**Source data**
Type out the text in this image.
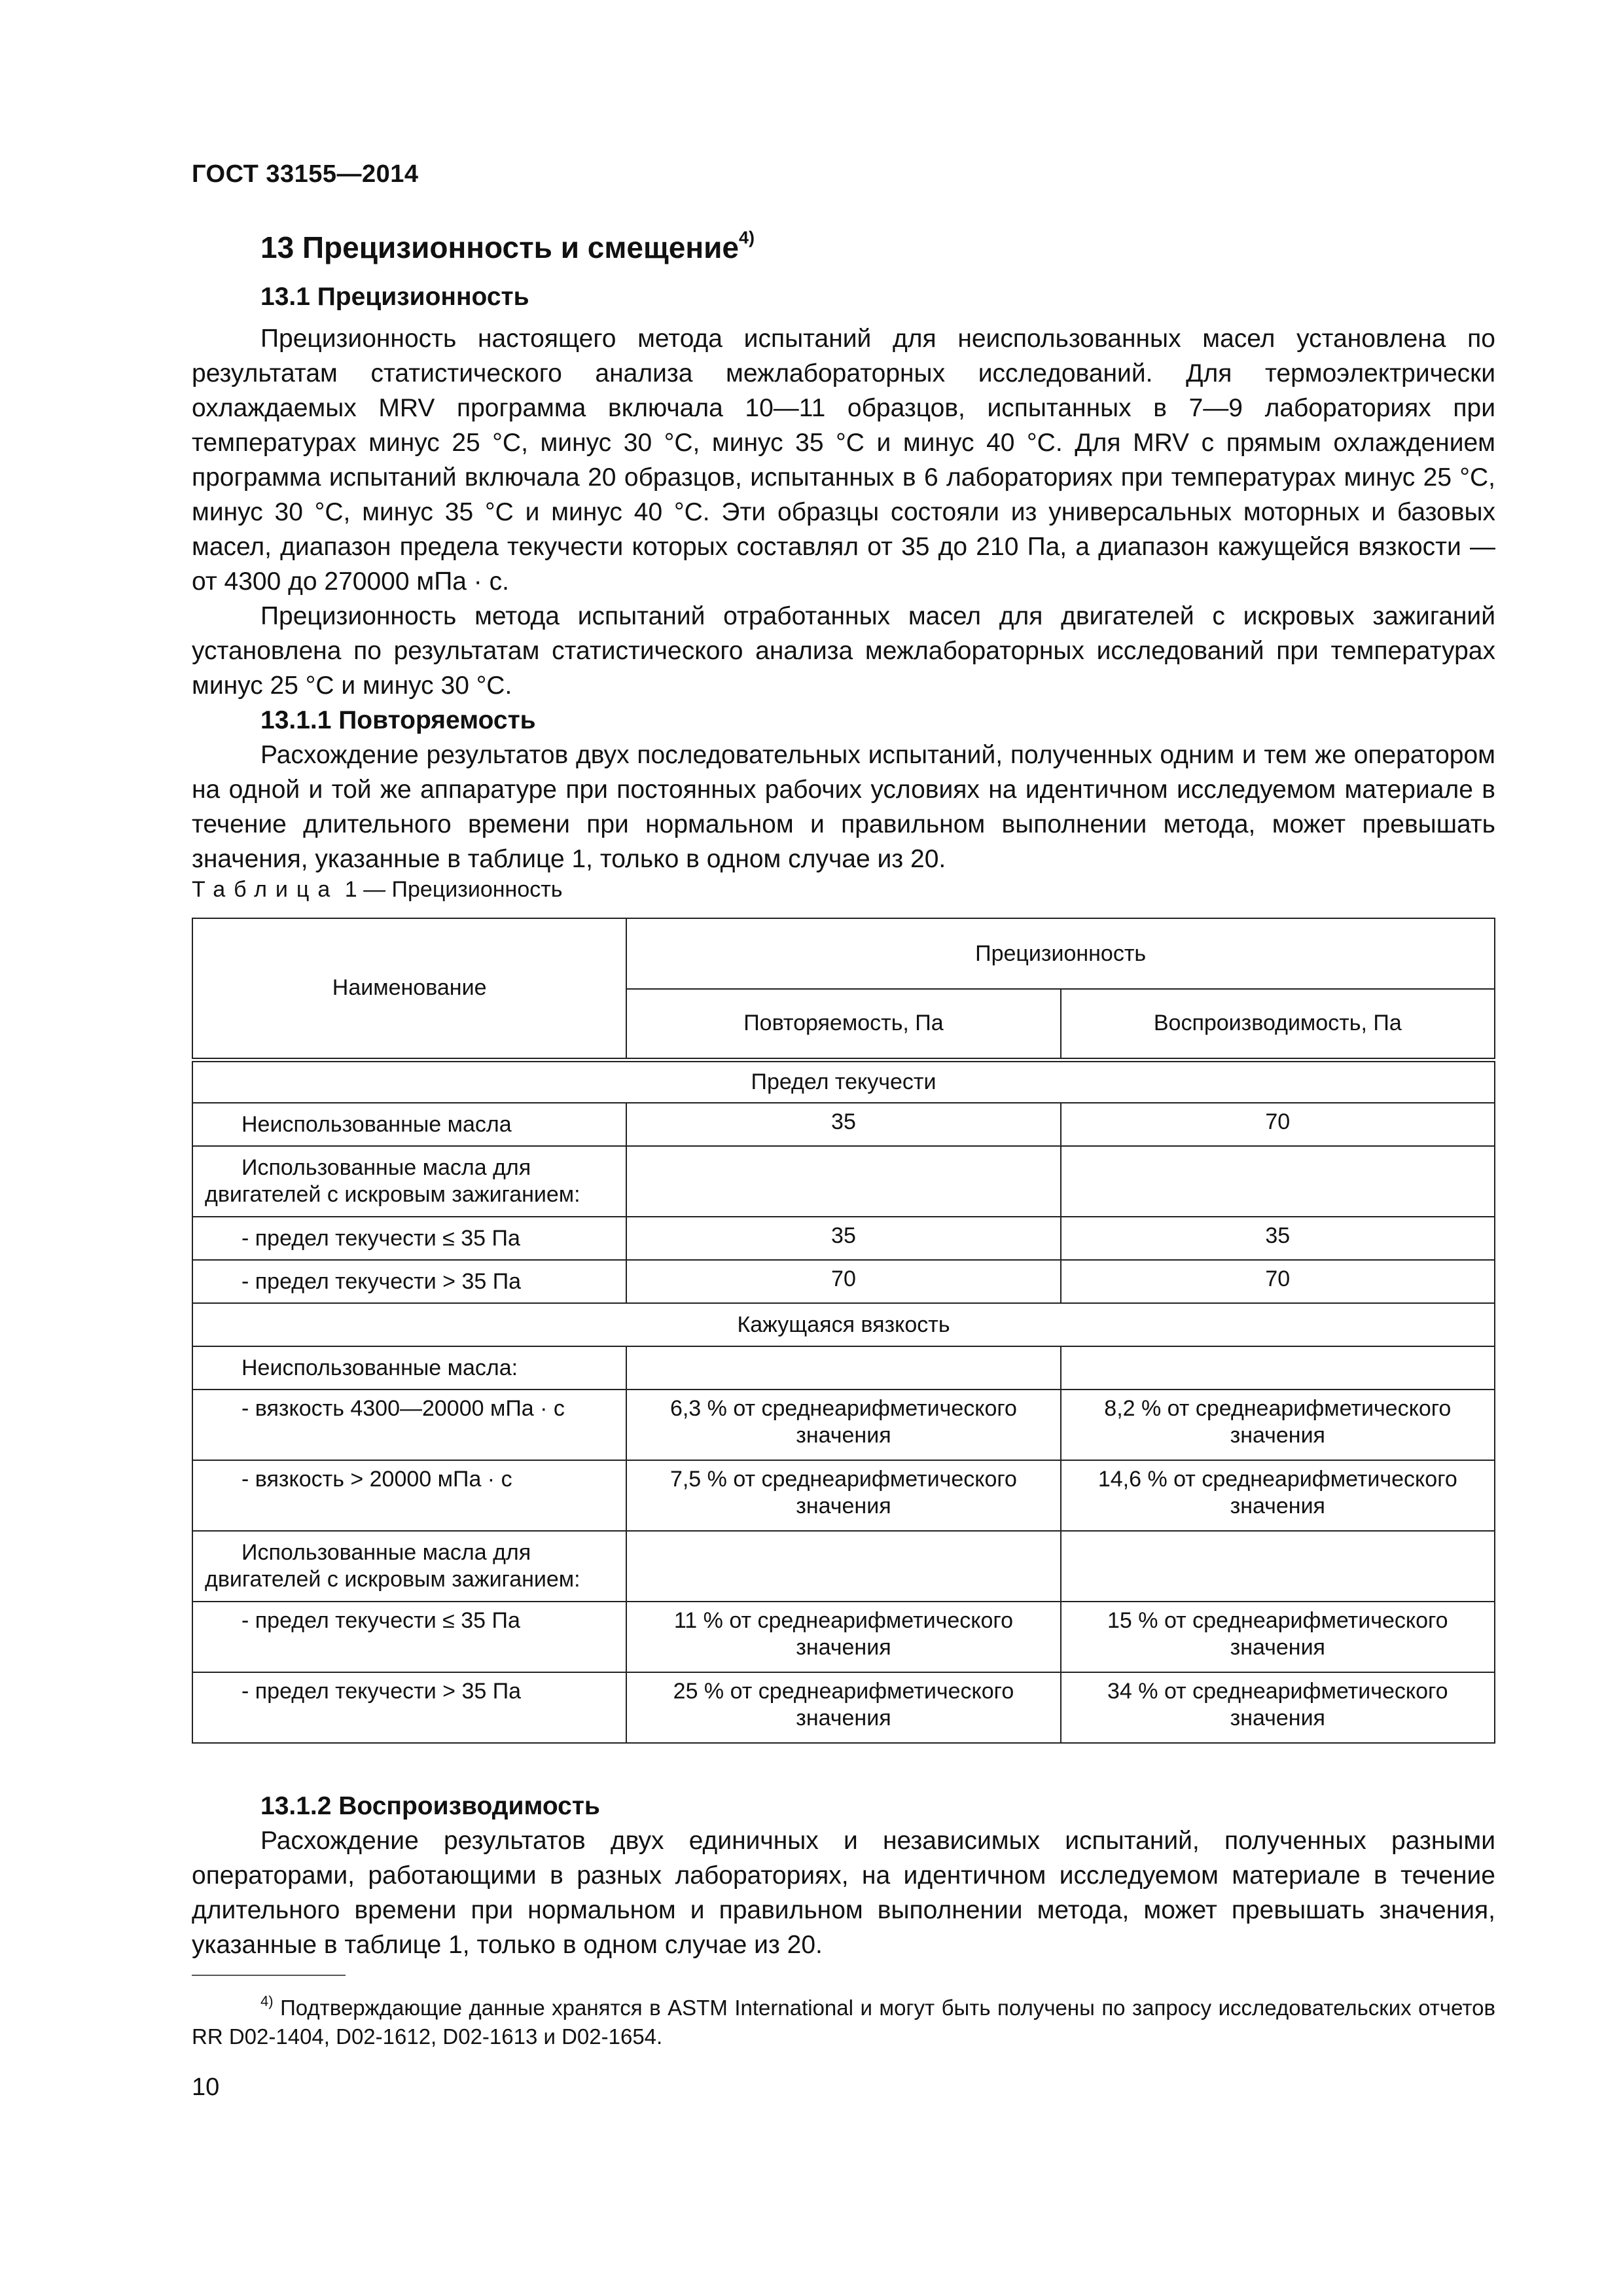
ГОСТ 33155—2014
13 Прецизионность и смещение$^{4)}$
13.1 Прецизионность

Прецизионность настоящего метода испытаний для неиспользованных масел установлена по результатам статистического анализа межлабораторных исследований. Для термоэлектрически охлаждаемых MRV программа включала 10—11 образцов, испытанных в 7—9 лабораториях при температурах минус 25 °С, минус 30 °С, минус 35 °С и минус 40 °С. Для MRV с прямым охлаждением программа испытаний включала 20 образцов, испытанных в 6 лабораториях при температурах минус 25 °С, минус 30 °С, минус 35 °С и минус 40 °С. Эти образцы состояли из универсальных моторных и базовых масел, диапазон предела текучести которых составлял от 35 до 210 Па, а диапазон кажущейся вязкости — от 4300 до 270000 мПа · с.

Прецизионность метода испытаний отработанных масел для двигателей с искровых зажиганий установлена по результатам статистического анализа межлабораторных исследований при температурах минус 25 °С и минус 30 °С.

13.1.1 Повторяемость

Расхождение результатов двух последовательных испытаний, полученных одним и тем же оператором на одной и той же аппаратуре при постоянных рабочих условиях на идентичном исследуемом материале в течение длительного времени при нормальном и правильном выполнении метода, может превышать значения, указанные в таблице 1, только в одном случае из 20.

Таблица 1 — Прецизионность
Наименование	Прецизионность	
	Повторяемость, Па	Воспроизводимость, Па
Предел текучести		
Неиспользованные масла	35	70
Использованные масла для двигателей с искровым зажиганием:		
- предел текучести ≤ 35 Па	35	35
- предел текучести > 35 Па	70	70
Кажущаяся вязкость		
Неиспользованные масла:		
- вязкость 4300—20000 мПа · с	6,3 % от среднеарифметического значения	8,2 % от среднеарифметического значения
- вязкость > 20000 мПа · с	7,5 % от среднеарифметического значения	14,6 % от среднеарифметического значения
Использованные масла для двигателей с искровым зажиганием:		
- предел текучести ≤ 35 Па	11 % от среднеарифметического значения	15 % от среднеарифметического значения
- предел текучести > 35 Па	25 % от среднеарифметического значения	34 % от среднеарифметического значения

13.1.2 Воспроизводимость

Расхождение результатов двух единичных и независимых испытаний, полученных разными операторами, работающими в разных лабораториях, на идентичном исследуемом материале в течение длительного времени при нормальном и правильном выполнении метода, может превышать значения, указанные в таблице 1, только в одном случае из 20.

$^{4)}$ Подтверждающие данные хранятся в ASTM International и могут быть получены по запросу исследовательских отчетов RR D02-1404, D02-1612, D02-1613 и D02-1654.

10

--

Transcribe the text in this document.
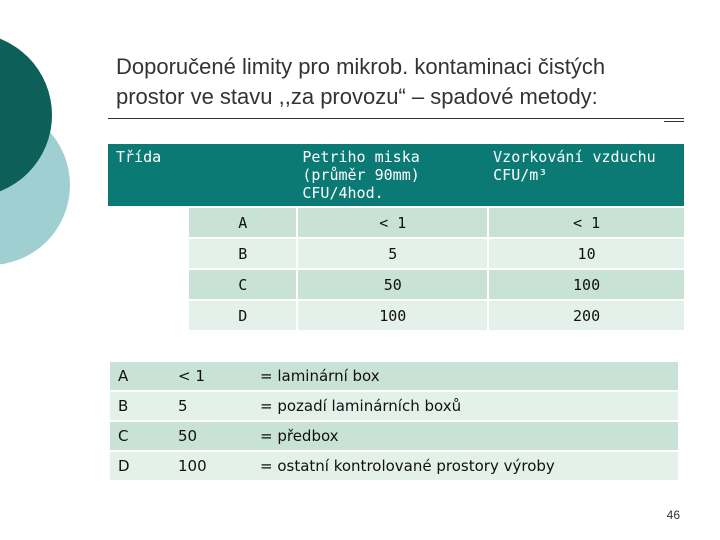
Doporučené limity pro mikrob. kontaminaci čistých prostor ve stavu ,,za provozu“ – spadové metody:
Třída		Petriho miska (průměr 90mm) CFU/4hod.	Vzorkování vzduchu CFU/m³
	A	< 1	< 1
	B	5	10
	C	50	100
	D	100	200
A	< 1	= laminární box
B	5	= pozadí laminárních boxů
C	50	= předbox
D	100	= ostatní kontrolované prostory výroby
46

...

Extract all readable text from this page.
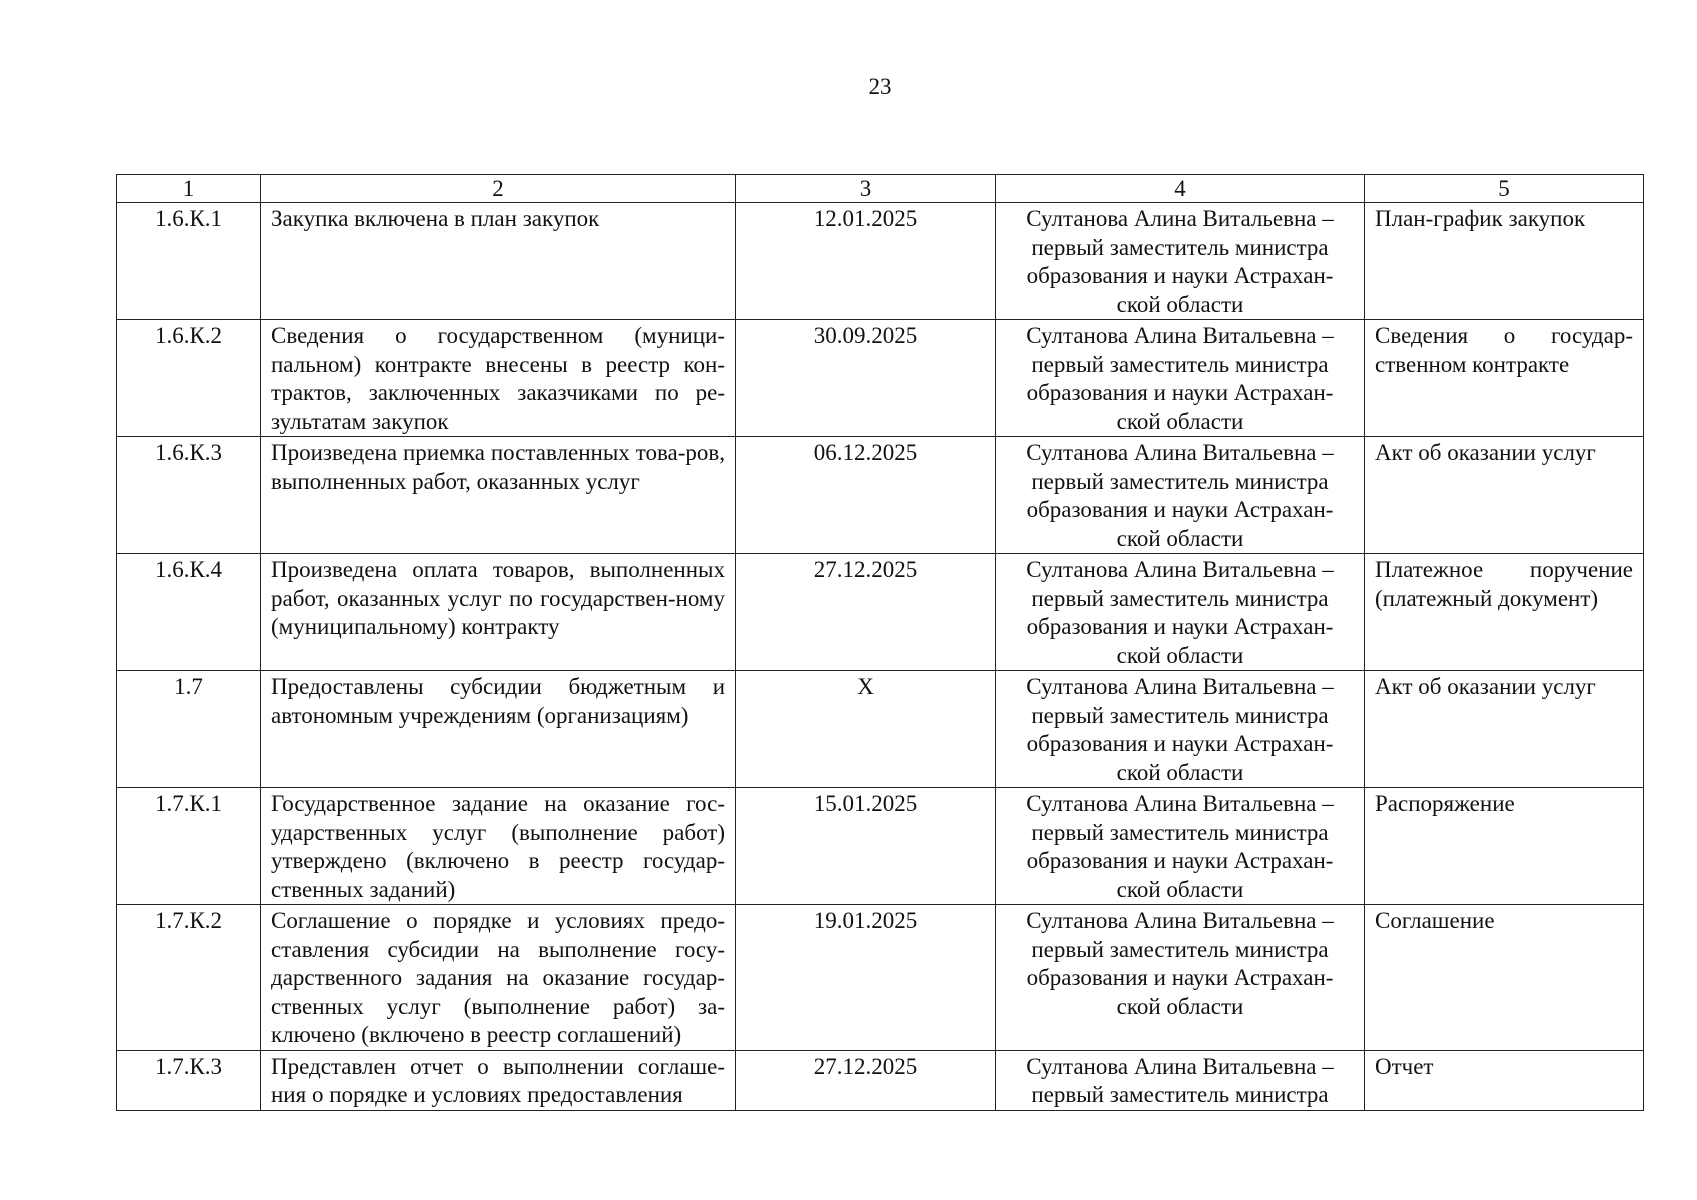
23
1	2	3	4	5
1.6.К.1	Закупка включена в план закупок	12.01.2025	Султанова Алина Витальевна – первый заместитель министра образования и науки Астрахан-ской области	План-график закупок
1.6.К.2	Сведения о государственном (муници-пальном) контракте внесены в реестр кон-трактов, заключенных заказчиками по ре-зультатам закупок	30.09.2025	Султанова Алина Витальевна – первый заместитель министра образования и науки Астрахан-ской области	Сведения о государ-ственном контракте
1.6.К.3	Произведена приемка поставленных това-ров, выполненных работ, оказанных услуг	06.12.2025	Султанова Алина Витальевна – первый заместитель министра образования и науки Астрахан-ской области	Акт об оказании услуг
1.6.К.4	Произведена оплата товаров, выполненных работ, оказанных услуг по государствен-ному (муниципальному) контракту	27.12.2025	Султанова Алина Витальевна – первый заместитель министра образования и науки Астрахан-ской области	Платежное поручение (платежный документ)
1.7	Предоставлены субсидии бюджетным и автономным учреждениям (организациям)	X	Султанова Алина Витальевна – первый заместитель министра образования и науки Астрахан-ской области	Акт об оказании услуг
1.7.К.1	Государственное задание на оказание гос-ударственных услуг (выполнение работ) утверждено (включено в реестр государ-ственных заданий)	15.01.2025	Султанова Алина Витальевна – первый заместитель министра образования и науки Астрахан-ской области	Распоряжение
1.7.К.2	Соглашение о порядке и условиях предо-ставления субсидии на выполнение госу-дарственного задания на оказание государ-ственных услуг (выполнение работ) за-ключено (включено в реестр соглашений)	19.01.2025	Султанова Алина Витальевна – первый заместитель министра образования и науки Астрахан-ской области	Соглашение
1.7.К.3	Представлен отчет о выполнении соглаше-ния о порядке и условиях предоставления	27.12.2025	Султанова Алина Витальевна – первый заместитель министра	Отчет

**Written task**
Return every line containing "масла".

**Correct answer**
Неиспользованные масла	35	70
Использованные масла для двигателей с искровым зажиганием:		
Неиспользованные масла:		
Использованные масла для двигателей с искровым зажиганием:		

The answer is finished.